### Written exercise
Give the count of lines holding the string "JSON" and nothing else.

**** Entries provided ****

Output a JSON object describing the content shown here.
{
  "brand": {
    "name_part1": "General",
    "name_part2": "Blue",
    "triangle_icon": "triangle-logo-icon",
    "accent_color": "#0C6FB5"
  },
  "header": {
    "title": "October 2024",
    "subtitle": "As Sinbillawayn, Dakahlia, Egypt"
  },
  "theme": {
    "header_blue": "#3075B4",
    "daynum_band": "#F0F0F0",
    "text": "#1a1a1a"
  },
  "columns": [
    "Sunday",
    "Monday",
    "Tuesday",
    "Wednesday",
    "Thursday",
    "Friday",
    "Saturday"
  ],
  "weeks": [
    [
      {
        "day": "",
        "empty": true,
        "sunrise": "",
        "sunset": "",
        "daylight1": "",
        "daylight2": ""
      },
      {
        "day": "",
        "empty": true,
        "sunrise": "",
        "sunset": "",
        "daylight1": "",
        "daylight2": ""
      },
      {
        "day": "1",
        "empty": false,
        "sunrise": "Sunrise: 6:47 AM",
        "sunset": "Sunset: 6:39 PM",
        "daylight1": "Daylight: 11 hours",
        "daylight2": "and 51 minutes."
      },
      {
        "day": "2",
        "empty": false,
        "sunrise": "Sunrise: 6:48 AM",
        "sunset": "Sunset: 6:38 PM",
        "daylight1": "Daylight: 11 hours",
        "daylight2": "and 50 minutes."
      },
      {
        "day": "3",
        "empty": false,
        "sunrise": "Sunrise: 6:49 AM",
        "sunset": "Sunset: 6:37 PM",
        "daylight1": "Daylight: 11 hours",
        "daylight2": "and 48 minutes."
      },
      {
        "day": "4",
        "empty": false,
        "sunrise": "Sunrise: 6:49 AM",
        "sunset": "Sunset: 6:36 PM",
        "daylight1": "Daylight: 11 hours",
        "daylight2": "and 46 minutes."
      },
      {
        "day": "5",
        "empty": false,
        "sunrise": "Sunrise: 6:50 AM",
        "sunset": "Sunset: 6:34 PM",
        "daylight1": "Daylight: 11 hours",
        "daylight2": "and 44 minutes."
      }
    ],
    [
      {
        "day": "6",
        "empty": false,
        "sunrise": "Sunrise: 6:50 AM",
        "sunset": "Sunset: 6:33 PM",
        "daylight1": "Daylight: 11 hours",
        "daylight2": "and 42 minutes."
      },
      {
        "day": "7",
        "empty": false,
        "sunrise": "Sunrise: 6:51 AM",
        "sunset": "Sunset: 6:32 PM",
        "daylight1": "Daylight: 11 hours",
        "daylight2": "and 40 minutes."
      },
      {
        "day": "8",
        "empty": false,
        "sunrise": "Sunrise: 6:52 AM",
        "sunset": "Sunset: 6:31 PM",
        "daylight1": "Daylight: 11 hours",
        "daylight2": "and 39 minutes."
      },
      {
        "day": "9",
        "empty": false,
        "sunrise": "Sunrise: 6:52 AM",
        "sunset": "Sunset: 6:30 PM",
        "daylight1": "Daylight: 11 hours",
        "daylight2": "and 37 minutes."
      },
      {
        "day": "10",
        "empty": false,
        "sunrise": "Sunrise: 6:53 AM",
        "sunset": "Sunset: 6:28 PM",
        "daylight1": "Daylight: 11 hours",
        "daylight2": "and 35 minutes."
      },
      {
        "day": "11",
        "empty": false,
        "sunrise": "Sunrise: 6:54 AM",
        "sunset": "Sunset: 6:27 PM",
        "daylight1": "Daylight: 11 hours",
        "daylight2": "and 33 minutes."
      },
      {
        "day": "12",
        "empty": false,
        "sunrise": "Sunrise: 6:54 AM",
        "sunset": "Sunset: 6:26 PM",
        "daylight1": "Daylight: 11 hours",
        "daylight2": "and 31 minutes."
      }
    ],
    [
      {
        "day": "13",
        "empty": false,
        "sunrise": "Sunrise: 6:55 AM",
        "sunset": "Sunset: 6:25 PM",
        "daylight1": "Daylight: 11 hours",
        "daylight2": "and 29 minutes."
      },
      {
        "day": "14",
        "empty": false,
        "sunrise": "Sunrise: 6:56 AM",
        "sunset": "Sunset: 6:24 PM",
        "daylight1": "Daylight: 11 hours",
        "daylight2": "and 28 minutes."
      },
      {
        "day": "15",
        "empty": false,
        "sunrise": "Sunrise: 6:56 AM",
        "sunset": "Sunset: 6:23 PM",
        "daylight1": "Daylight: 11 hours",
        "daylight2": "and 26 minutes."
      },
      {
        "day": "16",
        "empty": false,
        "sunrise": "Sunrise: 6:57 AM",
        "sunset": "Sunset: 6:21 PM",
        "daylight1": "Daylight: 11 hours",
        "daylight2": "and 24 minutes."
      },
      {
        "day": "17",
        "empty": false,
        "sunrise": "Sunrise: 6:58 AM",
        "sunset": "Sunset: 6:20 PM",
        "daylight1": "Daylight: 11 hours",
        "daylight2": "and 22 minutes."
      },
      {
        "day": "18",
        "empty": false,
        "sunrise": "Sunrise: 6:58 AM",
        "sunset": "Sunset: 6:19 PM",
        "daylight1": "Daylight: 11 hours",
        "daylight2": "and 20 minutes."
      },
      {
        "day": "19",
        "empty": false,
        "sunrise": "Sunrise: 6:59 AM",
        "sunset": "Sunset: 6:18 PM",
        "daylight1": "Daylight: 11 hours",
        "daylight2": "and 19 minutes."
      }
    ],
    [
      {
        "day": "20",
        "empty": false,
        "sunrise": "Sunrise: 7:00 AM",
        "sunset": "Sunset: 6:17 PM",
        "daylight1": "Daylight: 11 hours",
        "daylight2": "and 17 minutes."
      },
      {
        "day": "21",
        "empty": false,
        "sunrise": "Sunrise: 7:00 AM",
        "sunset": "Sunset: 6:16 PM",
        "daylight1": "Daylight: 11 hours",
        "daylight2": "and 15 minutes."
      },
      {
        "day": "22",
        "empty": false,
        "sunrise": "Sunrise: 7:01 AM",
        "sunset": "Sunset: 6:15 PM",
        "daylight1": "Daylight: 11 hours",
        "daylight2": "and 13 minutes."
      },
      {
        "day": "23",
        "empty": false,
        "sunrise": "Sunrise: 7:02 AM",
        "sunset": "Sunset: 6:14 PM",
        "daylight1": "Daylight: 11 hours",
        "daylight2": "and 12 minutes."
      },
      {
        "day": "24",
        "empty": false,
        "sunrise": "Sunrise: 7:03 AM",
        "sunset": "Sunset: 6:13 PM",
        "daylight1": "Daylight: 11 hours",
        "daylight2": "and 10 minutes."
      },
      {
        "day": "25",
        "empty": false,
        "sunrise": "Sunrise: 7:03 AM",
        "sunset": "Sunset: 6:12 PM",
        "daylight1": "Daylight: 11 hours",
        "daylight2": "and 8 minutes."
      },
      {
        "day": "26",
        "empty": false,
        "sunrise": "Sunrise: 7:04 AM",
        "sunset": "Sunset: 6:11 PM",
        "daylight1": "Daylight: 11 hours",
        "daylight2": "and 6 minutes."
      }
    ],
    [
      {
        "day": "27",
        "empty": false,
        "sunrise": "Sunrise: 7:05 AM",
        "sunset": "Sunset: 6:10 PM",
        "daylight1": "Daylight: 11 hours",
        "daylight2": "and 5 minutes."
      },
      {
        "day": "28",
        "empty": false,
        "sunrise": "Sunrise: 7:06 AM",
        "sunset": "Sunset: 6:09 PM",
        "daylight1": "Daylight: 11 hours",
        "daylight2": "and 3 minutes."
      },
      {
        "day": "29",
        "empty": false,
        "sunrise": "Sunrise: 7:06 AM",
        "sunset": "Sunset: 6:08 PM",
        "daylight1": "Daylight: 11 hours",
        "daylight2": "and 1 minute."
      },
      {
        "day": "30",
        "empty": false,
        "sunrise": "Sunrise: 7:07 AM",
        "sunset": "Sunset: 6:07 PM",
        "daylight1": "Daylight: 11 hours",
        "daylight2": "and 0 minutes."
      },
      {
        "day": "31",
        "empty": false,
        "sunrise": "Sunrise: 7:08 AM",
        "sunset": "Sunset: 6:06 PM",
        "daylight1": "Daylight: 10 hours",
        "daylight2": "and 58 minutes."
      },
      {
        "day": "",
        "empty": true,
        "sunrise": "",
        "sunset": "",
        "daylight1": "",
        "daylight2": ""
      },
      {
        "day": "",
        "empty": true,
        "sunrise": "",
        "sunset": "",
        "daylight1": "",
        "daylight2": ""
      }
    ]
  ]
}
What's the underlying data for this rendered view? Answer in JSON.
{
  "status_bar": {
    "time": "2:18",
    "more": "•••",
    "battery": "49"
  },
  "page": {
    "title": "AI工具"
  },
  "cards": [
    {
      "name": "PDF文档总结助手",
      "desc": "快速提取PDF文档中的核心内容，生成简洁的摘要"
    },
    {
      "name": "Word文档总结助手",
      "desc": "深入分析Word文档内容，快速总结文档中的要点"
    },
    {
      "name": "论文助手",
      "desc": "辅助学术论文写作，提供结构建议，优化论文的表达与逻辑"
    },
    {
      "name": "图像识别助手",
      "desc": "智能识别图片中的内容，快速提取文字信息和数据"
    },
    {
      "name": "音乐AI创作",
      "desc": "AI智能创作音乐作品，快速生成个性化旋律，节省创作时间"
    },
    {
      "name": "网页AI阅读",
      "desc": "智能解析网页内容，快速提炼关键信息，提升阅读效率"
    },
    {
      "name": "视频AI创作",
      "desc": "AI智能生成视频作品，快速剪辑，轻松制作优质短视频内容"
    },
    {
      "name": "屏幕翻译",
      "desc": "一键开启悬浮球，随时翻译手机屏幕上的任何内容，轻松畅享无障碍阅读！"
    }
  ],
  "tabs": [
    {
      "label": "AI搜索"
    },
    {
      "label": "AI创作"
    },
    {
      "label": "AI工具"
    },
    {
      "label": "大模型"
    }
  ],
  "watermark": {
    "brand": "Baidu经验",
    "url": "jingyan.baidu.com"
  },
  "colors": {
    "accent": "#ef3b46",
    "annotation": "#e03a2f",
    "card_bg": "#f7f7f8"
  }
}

****

### Solution to this task
2